EXERCISE
In this exercise, return the whole listing exactly, excluding any images.

RECORD EXCERPTS
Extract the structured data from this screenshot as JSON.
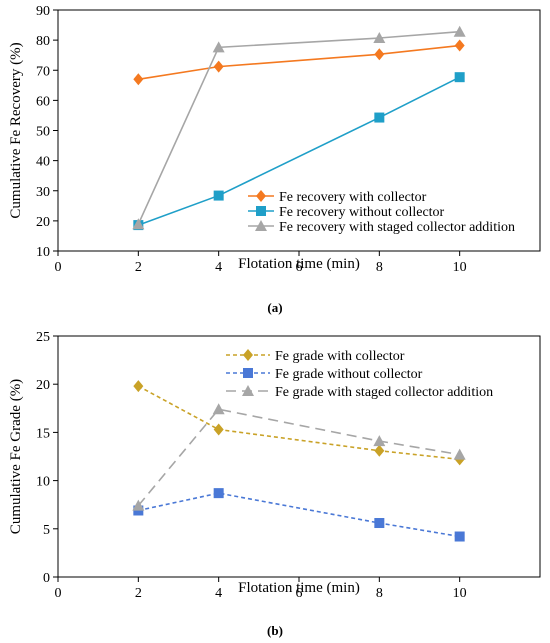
{
  "chart_data": [
    {
      "type": "line",
      "panel_label": "(a)",
      "xlabel": "Flotation time (min)",
      "ylabel": "Cumulative Fe Recovery (%)",
      "xlim": [
        0,
        12
      ],
      "ylim": [
        10,
        90
      ],
      "xticks": [
        0,
        2,
        4,
        6,
        8,
        10
      ],
      "yticks": [
        10,
        20,
        30,
        40,
        50,
        60,
        70,
        80,
        90
      ],
      "grid": false,
      "legend_position": "bottom-right",
      "series": [
        {
          "name": "Fe recovery with collector",
          "color": "#f47920",
          "marker": "diamond",
          "dash": "solid",
          "x": [
            2,
            4,
            8,
            10
          ],
          "y": [
            67.0,
            71.2,
            75.3,
            78.2
          ]
        },
        {
          "name": "Fe recovery without collector",
          "color": "#1f9fc8",
          "marker": "square",
          "dash": "solid",
          "x": [
            2,
            4,
            8,
            10
          ],
          "y": [
            18.6,
            28.4,
            54.3,
            67.7
          ]
        },
        {
          "name": "Fe recovery with staged collector addition",
          "color": "#a6a6a6",
          "marker": "triangle",
          "dash": "solid",
          "x": [
            2,
            4,
            8,
            10
          ],
          "y": [
            18.9,
            77.6,
            80.7,
            82.8
          ]
        }
      ]
    },
    {
      "type": "line",
      "panel_label": "(b)",
      "xlabel": "Flotation time (min)",
      "ylabel": "Cumulative Fe Grade (%)",
      "xlim": [
        0,
        12
      ],
      "ylim": [
        0,
        25
      ],
      "xticks": [
        0,
        2,
        4,
        6,
        8,
        10
      ],
      "yticks": [
        0,
        5,
        10,
        15,
        20,
        25
      ],
      "grid": false,
      "legend_position": "top-right",
      "series": [
        {
          "name": "Fe grade with collector",
          "color": "#c9a227",
          "marker": "diamond",
          "dash": "short",
          "x": [
            2,
            4,
            8,
            10
          ],
          "y": [
            19.8,
            15.3,
            13.1,
            12.2
          ]
        },
        {
          "name": "Fe grade without collector",
          "color": "#4a78d6",
          "marker": "square",
          "dash": "short",
          "x": [
            2,
            4,
            8,
            10
          ],
          "y": [
            6.9,
            8.7,
            5.6,
            4.2
          ]
        },
        {
          "name": "Fe grade with staged collector addition",
          "color": "#a6a6a6",
          "marker": "triangle",
          "dash": "long",
          "x": [
            2,
            4,
            8,
            10
          ],
          "y": [
            7.4,
            17.4,
            14.1,
            12.7
          ]
        }
      ]
    }
  ]
}
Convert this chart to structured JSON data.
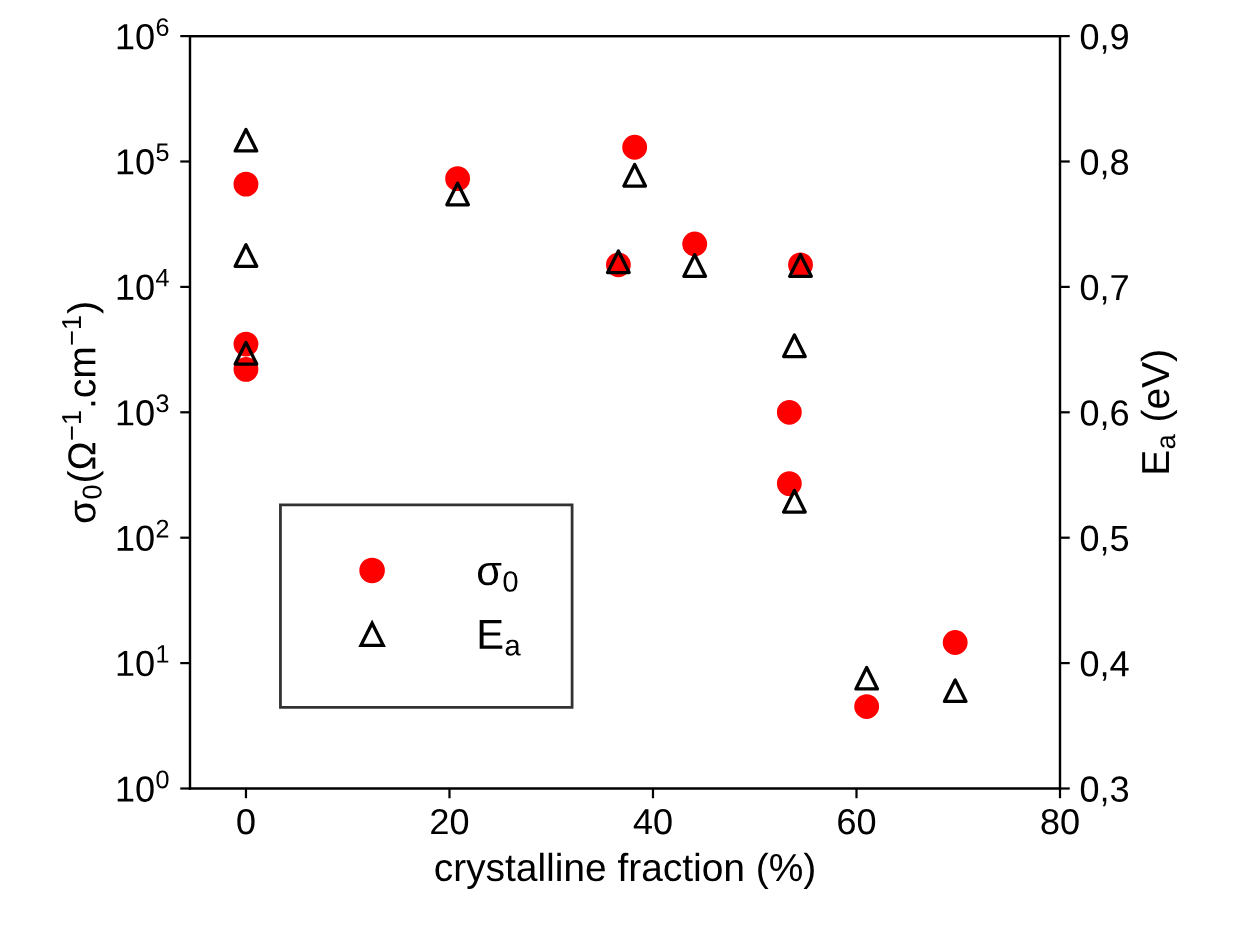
{
  "chart_data": {
    "type": "scatter",
    "xlabel": "crystalline fraction (%)",
    "ylabel": "σ$_{0}$(Ω$^{−1}$.cm$^{−1}$)",
    "y2label": "E$_{a}$ (eV)",
    "series": [
      {
        "name": "σ$_{0}$",
        "color": "#ff0000",
        "marker": "circle",
        "x": [
          0,
          0,
          0,
          20.8,
          38.2,
          36.6,
          44.1,
          54.5,
          53.4,
          53.4,
          61,
          69.7
        ],
        "values": [
          66000,
          3500,
          2200,
          73000,
          130000,
          15000,
          22000,
          15000,
          1000,
          270,
          4.5,
          14.6
        ]
      },
      {
        "name": "E$_{a}$",
        "color": "#000000",
        "marker": "triangle",
        "axis": "y2",
        "x": [
          0,
          0,
          0,
          20.8,
          38.2,
          36.6,
          44.1,
          54.5,
          53.9,
          53.9,
          61,
          69.7
        ],
        "values": [
          0.817,
          0.725,
          0.647,
          0.774,
          0.789,
          0.72,
          0.717,
          0.717,
          0.653,
          0.529,
          0.388,
          0.378
        ]
      }
    ],
    "log": "y",
    "xlim": [
      -5.5,
      80
    ],
    "xticks": [
      0,
      20,
      40,
      60,
      80
    ],
    "ylim": [
      1,
      1000000
    ],
    "yticks": [
      {
        "value": 1,
        "label": "10$^{0}$"
      },
      {
        "value": 10,
        "label": "10$^{1}$"
      },
      {
        "value": 100,
        "label": "10$^{2}$"
      },
      {
        "value": 1000,
        "label": "10$^{3}$"
      },
      {
        "value": 10000,
        "label": "10$^{4}$"
      },
      {
        "value": 100000,
        "label": "10$^{5}$"
      },
      {
        "value": 1000000,
        "label": "10$^{6}$"
      }
    ],
    "y2lim": [
      0.3,
      0.9
    ],
    "y2ticks": [
      {
        "value": 0.3,
        "label": "0,3"
      },
      {
        "value": 0.4,
        "label": "0,4"
      },
      {
        "value": 0.5,
        "label": "0,5"
      },
      {
        "value": 0.6,
        "label": "0,6"
      },
      {
        "value": 0.7,
        "label": "0,7"
      },
      {
        "value": 0.8,
        "label": "0,8"
      },
      {
        "value": 0.9,
        "label": "0,9"
      }
    ],
    "grid": false,
    "legend": "bottom left"
  }
}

SOLUTION
Extract the structured data from this screenshot as JSON.
{
  "chart_data": [
    {
      "type": "line",
      "panel_label": "(a)",
      "xlabel": "Flotation time (min)",
      "ylabel": "Cumulative Fe Recovery (%)",
      "xlim": [
        0,
        12
      ],
      "ylim": [
        10,
        90
      ],
      "xticks": [
        0,
        2,
        4,
        6,
        8,
        10
      ],
      "yticks": [
        10,
        20,
        30,
        40,
        50,
        60,
        70,
        80,
        90
      ],
      "grid": false,
      "legend_position": "bottom-right",
      "series": [
        {
          "name": "Fe recovery with collector",
          "color": "#f47920",
          "marker": "diamond",
          "dash": "solid",
          "x": [
            2,
            4,
            8,
            10
          ],
          "y": [
            67.0,
            71.2,
            75.3,
            78.2
          ]
        },
        {
          "name": "Fe recovery without collector",
          "color": "#1f9fc8",
          "marker": "square",
          "dash": "solid",
          "x": [
            2,
            4,
            8,
            10
          ],
          "y": [
            18.6,
            28.4,
            54.3,
            67.7
          ]
        },
        {
          "name": "Fe recovery with staged collector addition",
          "color": "#a6a6a6",
          "marker": "triangle",
          "dash": "solid",
          "x": [
            2,
            4,
            8,
            10
          ],
          "y": [
            18.9,
            77.6,
            80.7,
            82.8
          ]
        }
      ]
    },
    {
      "type": "line",
      "panel_label": "(b)",
      "xlabel": "Flotation time (min)",
      "ylabel": "Cumulative Fe Grade (%)",
      "xlim": [
        0,
        12
      ],
      "ylim": [
        0,
        25
      ],
      "xticks": [
        0,
        2,
        4,
        6,
        8,
        10
      ],
      "yticks": [
        0,
        5,
        10,
        15,
        20,
        25
      ],
      "grid": false,
      "legend_position": "top-right",
      "series": [
        {
          "name": "Fe grade with collector",
          "color": "#c9a227",
          "marker": "diamond",
          "dash": "short",
          "x": [
            2,
            4,
            8,
            10
          ],
          "y": [
            19.8,
            15.3,
            13.1,
            12.2
          ]
        },
        {
          "name": "Fe grade without collector",
          "color": "#4a78d6",
          "marker": "square",
          "dash": "short",
          "x": [
            2,
            4,
            8,
            10
          ],
          "y": [
            6.9,
            8.7,
            5.6,
            4.2
          ]
        },
        {
          "name": "Fe grade with staged collector addition",
          "color": "#a6a6a6",
          "marker": "triangle",
          "dash": "long",
          "x": [
            2,
            4,
            8,
            10
          ],
          "y": [
            7.4,
            17.4,
            14.1,
            12.7
          ]
        }
      ]
    }
  ]
}
Convert this chart to structured JSON data.
{
  "chart_data": {
    "type": "scatter",
    "xlabel": "crystalline fraction (%)",
    "ylabel": "σ$_{0}$(Ω$^{−1}$.cm$^{−1}$)",
    "y2label": "E$_{a}$ (eV)",
    "series": [
      {
        "name": "σ$_{0}$",
        "color": "#ff0000",
        "marker": "circle",
        "x": [
          0,
          0,
          0,
          20.8,
          38.2,
          36.6,
          44.1,
          54.5,
          53.4,
          53.4,
          61,
          69.7
        ],
        "values": [
          66000,
          3500,
          2200,
          73000,
          130000,
          15000,
          22000,
          15000,
          1000,
          270,
          4.5,
          14.6
        ]
      },
      {
        "name": "E$_{a}$",
        "color": "#000000",
        "marker": "triangle",
        "axis": "y2",
        "x": [
          0,
          0,
          0,
          20.8,
          38.2,
          36.6,
          44.1,
          54.5,
          53.9,
          53.9,
          61,
          69.7
        ],
        "values": [
          0.817,
          0.725,
          0.647,
          0.774,
          0.789,
          0.72,
          0.717,
          0.717,
          0.653,
          0.529,
          0.388,
          0.378
        ]
      }
    ],
    "log": "y",
    "xlim": [
      -5.5,
      80
    ],
    "xticks": [
      0,
      20,
      40,
      60,
      80
    ],
    "ylim": [
      1,
      1000000
    ],
    "yticks": [
      {
        "value": 1,
        "label": "10$^{0}$"
      },
      {
        "value": 10,
        "label": "10$^{1}$"
      },
      {
        "value": 100,
        "label": "10$^{2}$"
      },
      {
        "value": 1000,
        "label": "10$^{3}$"
      },
      {
        "value": 10000,
        "label": "10$^{4}$"
      },
      {
        "value": 100000,
        "label": "10$^{5}$"
      },
      {
        "value": 1000000,
        "label": "10$^{6}$"
      }
    ],
    "y2lim": [
      0.3,
      0.9
    ],
    "y2ticks": [
      {
        "value": 0.3,
        "label": "0,3"
      },
      {
        "value": 0.4,
        "label": "0,4"
      },
      {
        "value": 0.5,
        "label": "0,5"
      },
      {
        "value": 0.6,
        "label": "0,6"
      },
      {
        "value": 0.7,
        "label": "0,7"
      },
      {
        "value": 0.8,
        "label": "0,8"
      },
      {
        "value": 0.9,
        "label": "0,9"
      }
    ],
    "grid": false,
    "legend": "bottom left"
  }
}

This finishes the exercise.